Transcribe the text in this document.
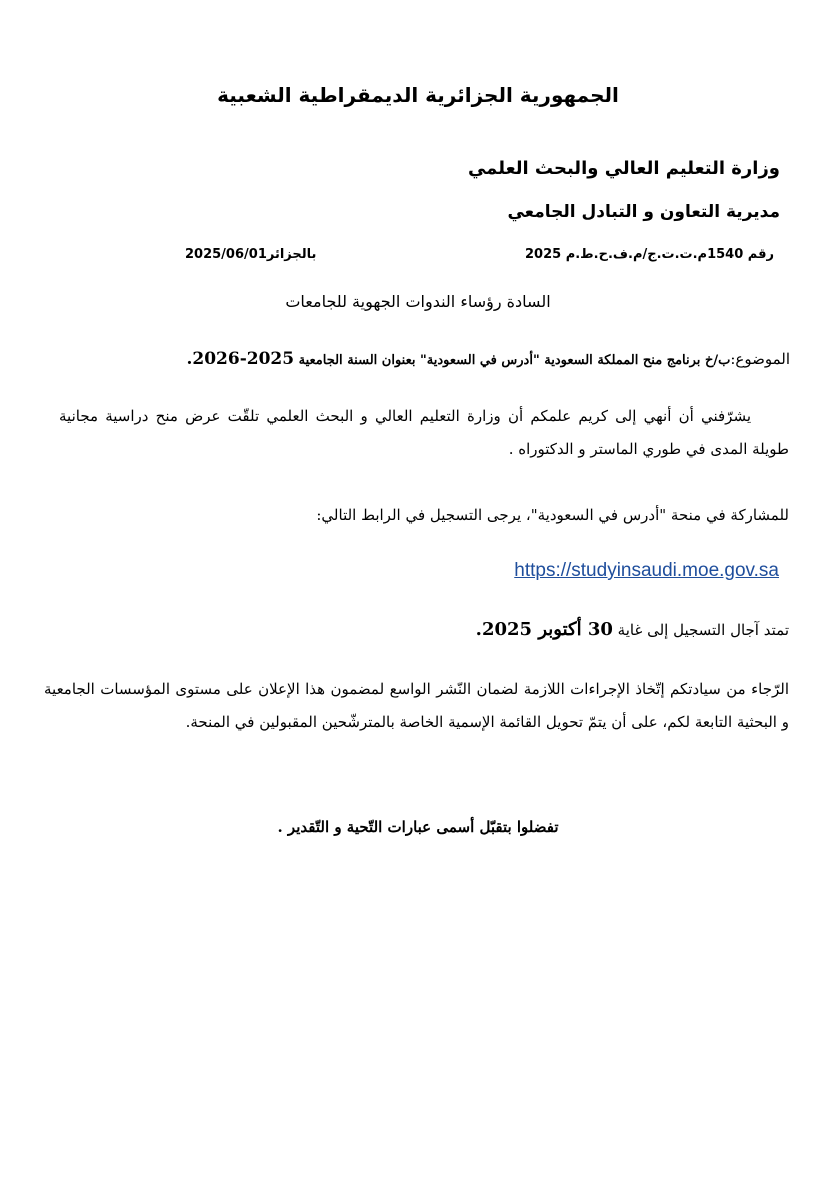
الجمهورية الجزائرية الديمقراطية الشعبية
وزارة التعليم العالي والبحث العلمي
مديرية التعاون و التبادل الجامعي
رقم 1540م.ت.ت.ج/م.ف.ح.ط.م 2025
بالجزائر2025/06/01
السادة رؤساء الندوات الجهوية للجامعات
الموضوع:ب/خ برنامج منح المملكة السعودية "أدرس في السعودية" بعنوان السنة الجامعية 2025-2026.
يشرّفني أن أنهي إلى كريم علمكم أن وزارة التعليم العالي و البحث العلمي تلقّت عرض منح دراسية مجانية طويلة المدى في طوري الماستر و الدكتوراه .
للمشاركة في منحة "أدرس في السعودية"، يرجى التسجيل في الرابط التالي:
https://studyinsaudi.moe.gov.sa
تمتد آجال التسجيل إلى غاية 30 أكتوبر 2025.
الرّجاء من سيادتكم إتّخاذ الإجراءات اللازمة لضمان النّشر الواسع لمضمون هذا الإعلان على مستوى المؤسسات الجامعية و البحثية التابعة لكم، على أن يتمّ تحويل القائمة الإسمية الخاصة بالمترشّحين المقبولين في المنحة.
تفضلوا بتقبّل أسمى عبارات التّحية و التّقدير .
---
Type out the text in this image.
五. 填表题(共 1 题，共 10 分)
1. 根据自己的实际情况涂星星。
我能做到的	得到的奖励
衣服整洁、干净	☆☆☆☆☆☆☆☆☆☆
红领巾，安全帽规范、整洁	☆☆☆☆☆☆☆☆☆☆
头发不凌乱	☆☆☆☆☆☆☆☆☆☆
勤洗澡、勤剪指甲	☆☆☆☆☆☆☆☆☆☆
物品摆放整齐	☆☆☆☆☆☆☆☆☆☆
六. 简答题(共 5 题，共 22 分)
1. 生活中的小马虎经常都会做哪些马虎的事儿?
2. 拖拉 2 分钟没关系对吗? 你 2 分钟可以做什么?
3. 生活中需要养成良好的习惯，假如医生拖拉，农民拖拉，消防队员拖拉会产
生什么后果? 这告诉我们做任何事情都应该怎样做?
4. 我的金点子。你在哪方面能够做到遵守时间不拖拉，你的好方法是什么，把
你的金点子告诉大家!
==
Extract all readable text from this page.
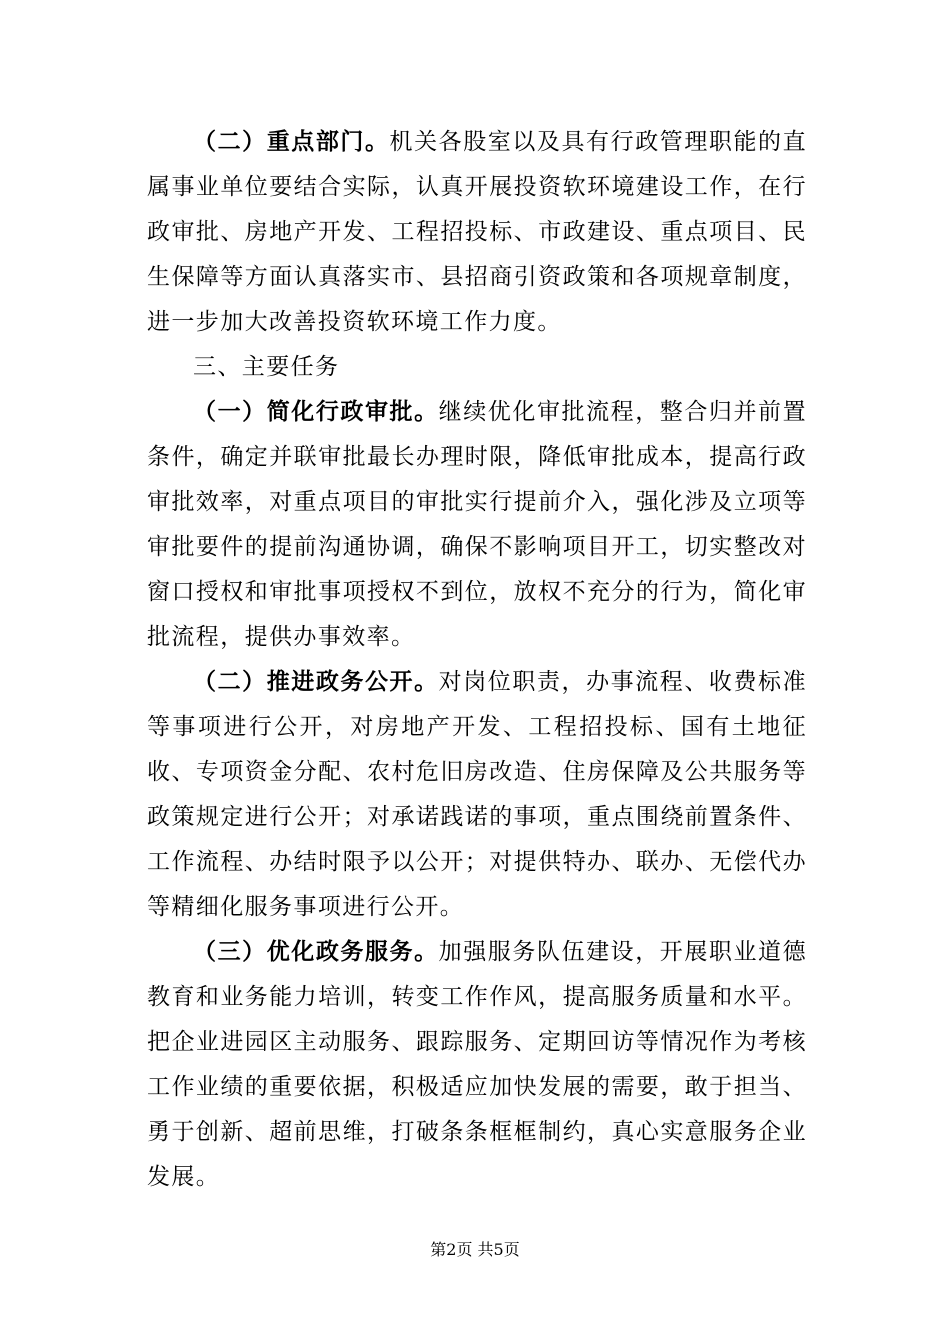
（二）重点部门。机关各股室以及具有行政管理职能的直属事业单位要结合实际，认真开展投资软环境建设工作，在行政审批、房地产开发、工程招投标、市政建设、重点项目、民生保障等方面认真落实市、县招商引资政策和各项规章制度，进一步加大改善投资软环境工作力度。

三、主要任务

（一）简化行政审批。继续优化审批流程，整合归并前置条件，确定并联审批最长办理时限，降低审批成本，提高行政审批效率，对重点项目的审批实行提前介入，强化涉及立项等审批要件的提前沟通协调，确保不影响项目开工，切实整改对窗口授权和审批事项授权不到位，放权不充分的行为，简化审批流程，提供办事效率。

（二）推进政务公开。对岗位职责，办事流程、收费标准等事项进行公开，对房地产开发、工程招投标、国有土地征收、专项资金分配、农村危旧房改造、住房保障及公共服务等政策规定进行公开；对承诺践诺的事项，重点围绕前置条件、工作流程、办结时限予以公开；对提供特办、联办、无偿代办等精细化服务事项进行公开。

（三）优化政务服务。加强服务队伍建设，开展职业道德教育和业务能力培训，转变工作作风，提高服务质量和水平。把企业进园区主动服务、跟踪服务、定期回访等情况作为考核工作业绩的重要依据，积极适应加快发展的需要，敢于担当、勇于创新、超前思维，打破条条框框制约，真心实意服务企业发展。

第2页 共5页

- What you should do -
Select and copy every line of the listing with the word "التعليم".

- Written response -
وزارة التعليم العالي والبحث العلمي
يشرّفني أن أنهي إلى كريم علمكم أن وزارة التعليم العالي و البحث العلمي تلقّت عرض منح دراسية مجانية طويلة المدى في طوري الماستر و الدكتوراه .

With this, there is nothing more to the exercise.